What is expected. From the entries below, copy every line where the string "你还好吗" appears.

═════ Given records

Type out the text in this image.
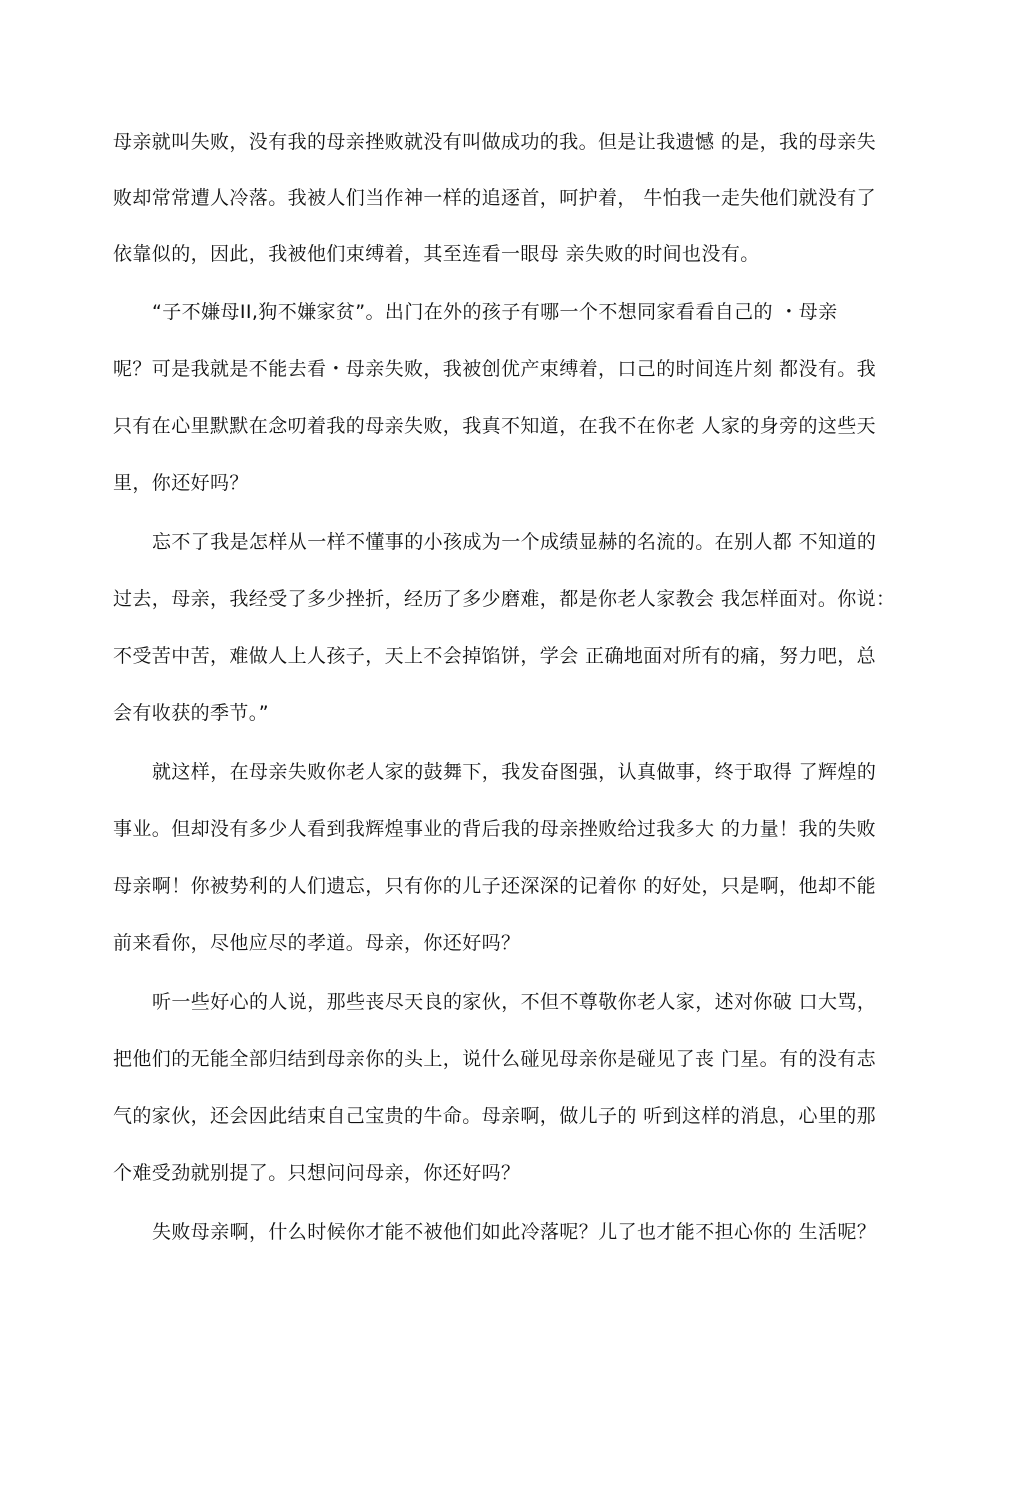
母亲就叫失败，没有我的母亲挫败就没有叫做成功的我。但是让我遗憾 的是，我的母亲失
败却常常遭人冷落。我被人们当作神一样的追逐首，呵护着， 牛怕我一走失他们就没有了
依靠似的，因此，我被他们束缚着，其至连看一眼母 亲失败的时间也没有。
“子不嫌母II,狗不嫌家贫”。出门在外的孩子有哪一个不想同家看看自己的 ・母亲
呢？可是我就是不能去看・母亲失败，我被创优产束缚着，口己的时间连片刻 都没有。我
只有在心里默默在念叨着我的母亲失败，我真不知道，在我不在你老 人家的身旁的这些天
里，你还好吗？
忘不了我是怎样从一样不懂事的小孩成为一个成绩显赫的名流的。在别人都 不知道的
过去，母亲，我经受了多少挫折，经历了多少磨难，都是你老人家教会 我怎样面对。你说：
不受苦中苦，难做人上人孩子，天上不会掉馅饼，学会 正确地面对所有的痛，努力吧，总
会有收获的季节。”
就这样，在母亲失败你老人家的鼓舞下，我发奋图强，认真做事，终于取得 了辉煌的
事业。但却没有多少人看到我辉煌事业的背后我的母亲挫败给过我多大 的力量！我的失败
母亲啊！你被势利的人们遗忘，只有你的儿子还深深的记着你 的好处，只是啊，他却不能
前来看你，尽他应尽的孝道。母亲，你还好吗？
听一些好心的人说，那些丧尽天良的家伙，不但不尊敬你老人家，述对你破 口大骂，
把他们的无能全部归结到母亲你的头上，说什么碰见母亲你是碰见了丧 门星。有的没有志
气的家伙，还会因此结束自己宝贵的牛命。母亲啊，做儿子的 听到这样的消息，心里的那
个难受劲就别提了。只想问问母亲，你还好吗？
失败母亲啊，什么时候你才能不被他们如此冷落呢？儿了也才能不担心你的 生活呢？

══════════
═════ Given records

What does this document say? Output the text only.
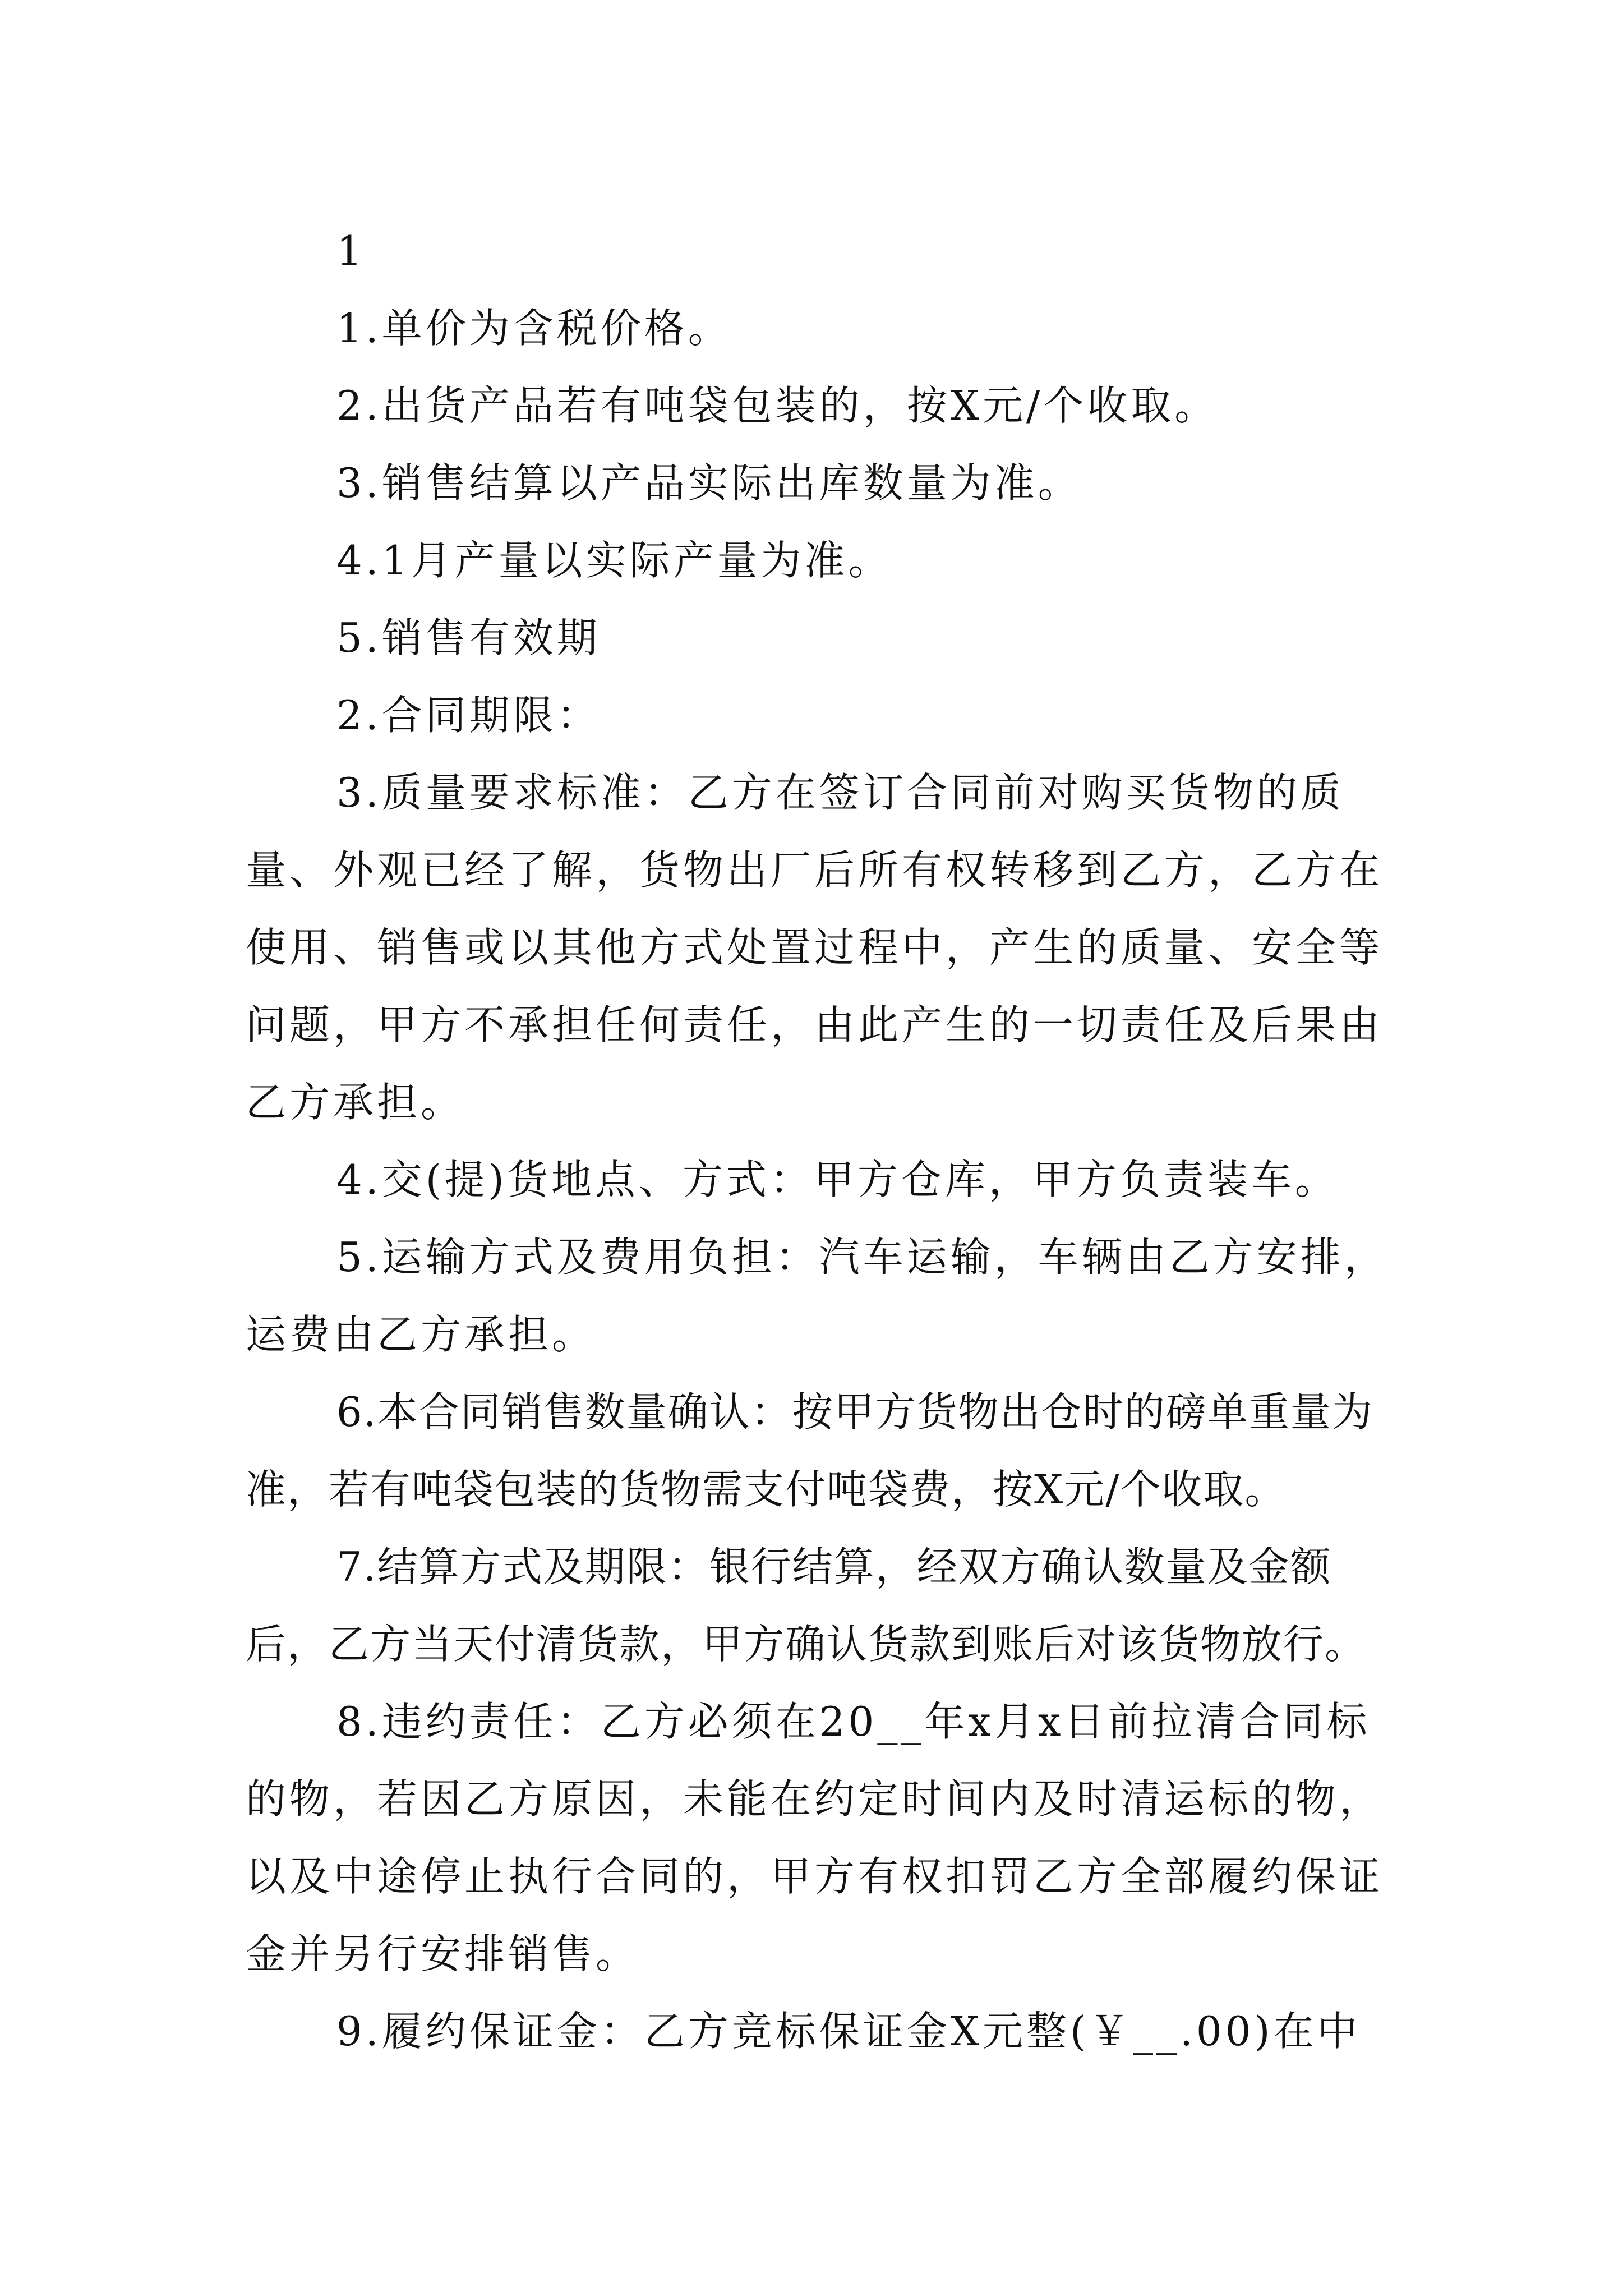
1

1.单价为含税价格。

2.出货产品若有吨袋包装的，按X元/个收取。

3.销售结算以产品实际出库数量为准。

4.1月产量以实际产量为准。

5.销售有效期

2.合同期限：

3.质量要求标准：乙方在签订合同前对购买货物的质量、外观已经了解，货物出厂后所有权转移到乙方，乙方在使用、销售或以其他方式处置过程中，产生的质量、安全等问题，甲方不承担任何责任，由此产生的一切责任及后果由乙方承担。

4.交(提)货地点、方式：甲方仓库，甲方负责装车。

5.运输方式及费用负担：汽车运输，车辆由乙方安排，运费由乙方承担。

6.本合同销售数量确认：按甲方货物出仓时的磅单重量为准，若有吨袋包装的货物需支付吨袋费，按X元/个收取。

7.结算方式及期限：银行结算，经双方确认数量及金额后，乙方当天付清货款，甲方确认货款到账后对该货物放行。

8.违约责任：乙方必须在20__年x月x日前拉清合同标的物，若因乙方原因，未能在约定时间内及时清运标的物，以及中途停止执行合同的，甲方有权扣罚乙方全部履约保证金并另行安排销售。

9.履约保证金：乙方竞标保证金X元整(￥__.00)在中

══════════

Exercise solution.
里，你还好吗？
前来看你，尽他应尽的孝道。母亲，你还好吗？
个难受劲就别提了。只想问问母亲，你还好吗？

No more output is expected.